** start EXCERPTED DATA **

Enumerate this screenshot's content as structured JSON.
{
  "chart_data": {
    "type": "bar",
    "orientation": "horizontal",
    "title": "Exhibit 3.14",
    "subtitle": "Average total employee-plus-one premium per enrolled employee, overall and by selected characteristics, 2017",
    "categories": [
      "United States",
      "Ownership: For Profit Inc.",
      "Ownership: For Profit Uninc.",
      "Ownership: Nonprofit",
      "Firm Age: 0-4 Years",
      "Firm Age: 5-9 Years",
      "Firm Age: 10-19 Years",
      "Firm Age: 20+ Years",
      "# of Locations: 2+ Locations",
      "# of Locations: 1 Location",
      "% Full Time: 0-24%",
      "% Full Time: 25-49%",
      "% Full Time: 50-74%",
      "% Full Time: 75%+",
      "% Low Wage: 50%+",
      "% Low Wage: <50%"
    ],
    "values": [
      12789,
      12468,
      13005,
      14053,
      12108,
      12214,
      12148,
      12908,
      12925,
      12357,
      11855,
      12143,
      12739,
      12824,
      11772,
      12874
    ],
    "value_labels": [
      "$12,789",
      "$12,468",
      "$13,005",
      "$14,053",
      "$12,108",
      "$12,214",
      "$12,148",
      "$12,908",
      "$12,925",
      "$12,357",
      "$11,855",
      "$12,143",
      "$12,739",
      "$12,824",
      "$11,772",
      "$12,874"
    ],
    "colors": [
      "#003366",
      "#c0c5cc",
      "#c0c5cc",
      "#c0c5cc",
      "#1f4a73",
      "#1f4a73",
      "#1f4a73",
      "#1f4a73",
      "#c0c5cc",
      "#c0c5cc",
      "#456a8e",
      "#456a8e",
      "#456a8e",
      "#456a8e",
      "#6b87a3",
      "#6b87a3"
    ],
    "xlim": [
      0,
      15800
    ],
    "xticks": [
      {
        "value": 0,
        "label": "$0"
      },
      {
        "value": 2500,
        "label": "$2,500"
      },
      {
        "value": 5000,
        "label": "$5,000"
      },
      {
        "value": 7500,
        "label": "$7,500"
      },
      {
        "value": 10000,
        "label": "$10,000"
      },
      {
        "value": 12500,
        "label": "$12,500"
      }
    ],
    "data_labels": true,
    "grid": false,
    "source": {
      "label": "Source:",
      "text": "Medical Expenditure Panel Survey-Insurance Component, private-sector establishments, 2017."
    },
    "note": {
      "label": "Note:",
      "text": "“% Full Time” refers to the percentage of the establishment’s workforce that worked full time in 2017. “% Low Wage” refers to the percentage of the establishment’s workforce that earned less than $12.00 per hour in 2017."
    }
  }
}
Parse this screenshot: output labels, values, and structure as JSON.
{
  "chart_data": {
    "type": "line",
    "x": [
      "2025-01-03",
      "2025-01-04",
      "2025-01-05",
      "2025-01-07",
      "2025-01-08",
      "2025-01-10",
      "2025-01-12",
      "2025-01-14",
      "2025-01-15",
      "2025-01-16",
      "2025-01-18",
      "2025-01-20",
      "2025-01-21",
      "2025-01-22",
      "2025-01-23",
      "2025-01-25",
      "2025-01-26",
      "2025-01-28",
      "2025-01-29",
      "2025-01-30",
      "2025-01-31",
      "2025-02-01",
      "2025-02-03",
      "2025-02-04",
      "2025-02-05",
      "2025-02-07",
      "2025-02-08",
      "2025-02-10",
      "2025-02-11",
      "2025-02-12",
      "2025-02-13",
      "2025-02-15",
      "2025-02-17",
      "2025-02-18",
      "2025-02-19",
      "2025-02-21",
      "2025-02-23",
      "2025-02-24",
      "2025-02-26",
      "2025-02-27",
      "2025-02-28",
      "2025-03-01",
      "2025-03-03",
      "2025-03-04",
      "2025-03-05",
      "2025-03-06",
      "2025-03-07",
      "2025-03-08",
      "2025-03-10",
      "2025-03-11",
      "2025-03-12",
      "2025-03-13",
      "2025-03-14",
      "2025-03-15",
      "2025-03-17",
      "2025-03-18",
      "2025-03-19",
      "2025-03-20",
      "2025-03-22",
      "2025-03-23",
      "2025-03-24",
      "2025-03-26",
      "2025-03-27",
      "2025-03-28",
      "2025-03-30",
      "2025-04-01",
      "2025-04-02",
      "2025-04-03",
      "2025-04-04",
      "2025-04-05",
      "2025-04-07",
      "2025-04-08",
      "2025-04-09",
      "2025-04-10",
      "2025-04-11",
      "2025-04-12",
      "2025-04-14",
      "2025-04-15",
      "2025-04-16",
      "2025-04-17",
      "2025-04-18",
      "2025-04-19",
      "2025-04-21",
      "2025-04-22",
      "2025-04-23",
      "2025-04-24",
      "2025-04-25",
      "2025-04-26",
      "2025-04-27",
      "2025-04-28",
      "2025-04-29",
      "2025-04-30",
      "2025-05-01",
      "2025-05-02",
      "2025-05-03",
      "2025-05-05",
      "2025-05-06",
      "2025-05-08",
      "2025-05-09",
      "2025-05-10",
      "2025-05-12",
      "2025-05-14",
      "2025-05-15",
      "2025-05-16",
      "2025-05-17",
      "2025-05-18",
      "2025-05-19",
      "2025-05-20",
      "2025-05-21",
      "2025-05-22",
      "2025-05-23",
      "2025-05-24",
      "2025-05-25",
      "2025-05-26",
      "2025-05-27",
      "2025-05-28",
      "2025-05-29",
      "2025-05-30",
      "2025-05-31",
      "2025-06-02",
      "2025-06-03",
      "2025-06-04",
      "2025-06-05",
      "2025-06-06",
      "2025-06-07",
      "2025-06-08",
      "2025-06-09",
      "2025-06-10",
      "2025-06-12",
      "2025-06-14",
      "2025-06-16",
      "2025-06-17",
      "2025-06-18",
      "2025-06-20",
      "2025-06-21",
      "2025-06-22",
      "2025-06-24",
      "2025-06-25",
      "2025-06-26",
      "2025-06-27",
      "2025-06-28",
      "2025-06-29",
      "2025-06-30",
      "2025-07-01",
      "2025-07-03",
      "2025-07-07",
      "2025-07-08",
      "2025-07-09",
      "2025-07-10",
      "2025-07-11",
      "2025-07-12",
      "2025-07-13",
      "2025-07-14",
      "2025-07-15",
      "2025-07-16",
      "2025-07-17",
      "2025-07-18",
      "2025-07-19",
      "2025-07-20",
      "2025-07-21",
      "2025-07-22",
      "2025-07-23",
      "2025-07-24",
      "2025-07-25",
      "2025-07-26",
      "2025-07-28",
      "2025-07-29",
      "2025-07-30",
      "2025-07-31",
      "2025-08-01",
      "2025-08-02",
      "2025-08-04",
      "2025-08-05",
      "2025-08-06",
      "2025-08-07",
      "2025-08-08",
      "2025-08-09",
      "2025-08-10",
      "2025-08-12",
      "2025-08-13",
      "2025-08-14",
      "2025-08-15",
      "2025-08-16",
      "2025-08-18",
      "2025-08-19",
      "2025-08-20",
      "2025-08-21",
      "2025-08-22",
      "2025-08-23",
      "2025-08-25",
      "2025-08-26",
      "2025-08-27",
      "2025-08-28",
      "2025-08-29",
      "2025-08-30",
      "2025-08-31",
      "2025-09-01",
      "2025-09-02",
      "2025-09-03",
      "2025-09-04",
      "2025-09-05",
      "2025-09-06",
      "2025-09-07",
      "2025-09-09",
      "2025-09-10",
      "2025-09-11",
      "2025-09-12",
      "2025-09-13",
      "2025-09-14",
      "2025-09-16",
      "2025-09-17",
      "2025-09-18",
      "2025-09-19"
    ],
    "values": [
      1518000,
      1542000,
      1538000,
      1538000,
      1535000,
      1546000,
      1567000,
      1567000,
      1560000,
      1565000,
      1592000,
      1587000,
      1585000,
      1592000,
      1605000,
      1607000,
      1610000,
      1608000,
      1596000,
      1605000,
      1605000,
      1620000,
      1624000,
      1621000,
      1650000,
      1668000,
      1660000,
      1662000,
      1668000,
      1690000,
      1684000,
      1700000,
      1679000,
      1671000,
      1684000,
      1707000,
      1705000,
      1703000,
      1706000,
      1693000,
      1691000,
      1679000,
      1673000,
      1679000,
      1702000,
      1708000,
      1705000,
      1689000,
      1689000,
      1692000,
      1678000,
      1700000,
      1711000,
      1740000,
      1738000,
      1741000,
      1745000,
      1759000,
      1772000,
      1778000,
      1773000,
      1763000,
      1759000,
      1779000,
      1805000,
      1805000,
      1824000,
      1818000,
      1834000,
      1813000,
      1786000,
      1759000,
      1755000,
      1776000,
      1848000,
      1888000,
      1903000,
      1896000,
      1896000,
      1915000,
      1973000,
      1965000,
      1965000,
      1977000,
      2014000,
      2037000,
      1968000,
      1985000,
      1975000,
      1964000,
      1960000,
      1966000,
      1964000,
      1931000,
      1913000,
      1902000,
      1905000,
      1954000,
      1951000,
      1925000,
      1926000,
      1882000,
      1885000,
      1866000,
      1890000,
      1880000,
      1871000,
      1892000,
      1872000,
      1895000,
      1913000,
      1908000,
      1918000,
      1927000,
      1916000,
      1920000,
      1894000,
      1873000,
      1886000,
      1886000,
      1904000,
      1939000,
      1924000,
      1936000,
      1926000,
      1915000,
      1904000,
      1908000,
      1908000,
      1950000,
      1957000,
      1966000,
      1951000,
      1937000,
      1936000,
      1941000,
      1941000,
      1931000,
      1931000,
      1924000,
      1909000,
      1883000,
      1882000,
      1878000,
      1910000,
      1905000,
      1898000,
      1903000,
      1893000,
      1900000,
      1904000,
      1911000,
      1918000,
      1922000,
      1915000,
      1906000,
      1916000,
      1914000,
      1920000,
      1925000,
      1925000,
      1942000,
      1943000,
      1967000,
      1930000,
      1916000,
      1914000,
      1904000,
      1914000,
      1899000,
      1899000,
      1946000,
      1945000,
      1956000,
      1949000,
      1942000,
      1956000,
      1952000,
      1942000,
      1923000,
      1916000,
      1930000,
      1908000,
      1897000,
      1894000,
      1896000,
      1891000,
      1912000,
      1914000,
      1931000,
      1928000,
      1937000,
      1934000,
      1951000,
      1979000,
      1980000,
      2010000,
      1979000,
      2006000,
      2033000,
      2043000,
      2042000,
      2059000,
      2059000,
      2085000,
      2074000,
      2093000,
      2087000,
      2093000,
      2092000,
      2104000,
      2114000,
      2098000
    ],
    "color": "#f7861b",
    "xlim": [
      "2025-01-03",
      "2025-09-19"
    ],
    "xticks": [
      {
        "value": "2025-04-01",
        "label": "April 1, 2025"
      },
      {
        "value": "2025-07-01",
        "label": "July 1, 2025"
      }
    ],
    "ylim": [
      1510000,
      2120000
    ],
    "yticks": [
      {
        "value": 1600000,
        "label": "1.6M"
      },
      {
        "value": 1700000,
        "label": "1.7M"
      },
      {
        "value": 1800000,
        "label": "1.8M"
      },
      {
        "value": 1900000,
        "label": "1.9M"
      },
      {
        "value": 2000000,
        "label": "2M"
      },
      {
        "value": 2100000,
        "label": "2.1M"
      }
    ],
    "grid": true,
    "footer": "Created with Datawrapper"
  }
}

** end EXCERPTED DATA **

Return a copy of every line that includes the word "Full".

- ANSWER FOR THE TASK:
      "% Full Time: 0-24%",
      "% Full Time: 25-49%",
      "% Full Time: 50-74%",
      "% Full Time: 75%+",
      "text": "“% Full Time” refers to the percentage of the establishment’s workforce that worked full time in 2017. “% Low Wage” refers to the percentage of the establishment’s workforce that earned less than $12.00 per hour in 2017."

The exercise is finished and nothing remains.